Direction: Output all the data exactly. Pictures do not belong in the copy.

--------------------------------------------------

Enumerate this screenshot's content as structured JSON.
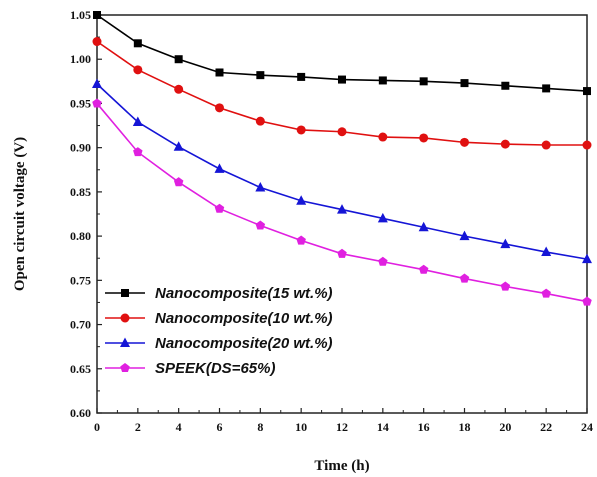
{
  "chart_data": {
    "type": "line",
    "xlabel": "Time (h)",
    "ylabel": "Open circuit voltage (V)",
    "xlim": [
      0,
      24
    ],
    "ylim": [
      0.6,
      1.05
    ],
    "xticks": [
      "0",
      "2",
      "4",
      "6",
      "8",
      "10",
      "12",
      "14",
      "16",
      "18",
      "20",
      "22",
      "24"
    ],
    "yticks": [
      "0.60",
      "0.65",
      "0.70",
      "0.75",
      "0.80",
      "0.85",
      "0.90",
      "0.95",
      "1.00",
      "1.05"
    ],
    "grid": false,
    "legend_position": "bottom-left",
    "x": [
      0,
      2,
      4,
      6,
      8,
      10,
      12,
      14,
      16,
      18,
      20,
      22,
      24
    ],
    "series": [
      {
        "name": "Nanocomposite(15 wt.%)",
        "color": "#000000",
        "marker": "square",
        "values": [
          1.05,
          1.018,
          1.0,
          0.985,
          0.982,
          0.98,
          0.977,
          0.976,
          0.975,
          0.973,
          0.97,
          0.967,
          0.964
        ]
      },
      {
        "name": "Nanocomposite(10 wt.%)",
        "color": "#e01010",
        "marker": "circle",
        "values": [
          1.02,
          0.988,
          0.966,
          0.945,
          0.93,
          0.92,
          0.918,
          0.912,
          0.911,
          0.906,
          0.904,
          0.903,
          0.903
        ]
      },
      {
        "name": "Nanocomposite(20 wt.%)",
        "color": "#1515d6",
        "marker": "triangle",
        "values": [
          0.972,
          0.929,
          0.901,
          0.876,
          0.855,
          0.84,
          0.83,
          0.82,
          0.81,
          0.8,
          0.791,
          0.782,
          0.774
        ]
      },
      {
        "name": "SPEEK(DS=65%)",
        "color": "#e020e0",
        "marker": "pentagon",
        "values": [
          0.95,
          0.895,
          0.861,
          0.831,
          0.812,
          0.795,
          0.78,
          0.771,
          0.762,
          0.752,
          0.743,
          0.735,
          0.726
        ]
      }
    ]
  }
}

--------------------------------------------------

Response for this exercise:
Enumerate this screenshot's content as structured JSON.
{
  "chart_data": {
    "type": "line",
    "xlabel": "Time (h)",
    "ylabel": "Open circuit voltage (V)",
    "xlim": [
      0,
      24
    ],
    "ylim": [
      0.6,
      1.05
    ],
    "xticks": [
      "0",
      "2",
      "4",
      "6",
      "8",
      "10",
      "12",
      "14",
      "16",
      "18",
      "20",
      "22",
      "24"
    ],
    "yticks": [
      "0.60",
      "0.65",
      "0.70",
      "0.75",
      "0.80",
      "0.85",
      "0.90",
      "0.95",
      "1.00",
      "1.05"
    ],
    "grid": false,
    "legend_position": "bottom-left",
    "x": [
      0,
      2,
      4,
      6,
      8,
      10,
      12,
      14,
      16,
      18,
      20,
      22,
      24
    ],
    "series": [
      {
        "name": "Nanocomposite(15 wt.%)",
        "color": "#000000",
        "marker": "square",
        "values": [
          1.05,
          1.018,
          1.0,
          0.985,
          0.982,
          0.98,
          0.977,
          0.976,
          0.975,
          0.973,
          0.97,
          0.967,
          0.964
        ]
      },
      {
        "name": "Nanocomposite(10 wt.%)",
        "color": "#e01010",
        "marker": "circle",
        "values": [
          1.02,
          0.988,
          0.966,
          0.945,
          0.93,
          0.92,
          0.918,
          0.912,
          0.911,
          0.906,
          0.904,
          0.903,
          0.903
        ]
      },
      {
        "name": "Nanocomposite(20 wt.%)",
        "color": "#1515d6",
        "marker": "triangle",
        "values": [
          0.972,
          0.929,
          0.901,
          0.876,
          0.855,
          0.84,
          0.83,
          0.82,
          0.81,
          0.8,
          0.791,
          0.782,
          0.774
        ]
      },
      {
        "name": "SPEEK(DS=65%)",
        "color": "#e020e0",
        "marker": "pentagon",
        "values": [
          0.95,
          0.895,
          0.861,
          0.831,
          0.812,
          0.795,
          0.78,
          0.771,
          0.762,
          0.752,
          0.743,
          0.735,
          0.726
        ]
      }
    ]
  }
}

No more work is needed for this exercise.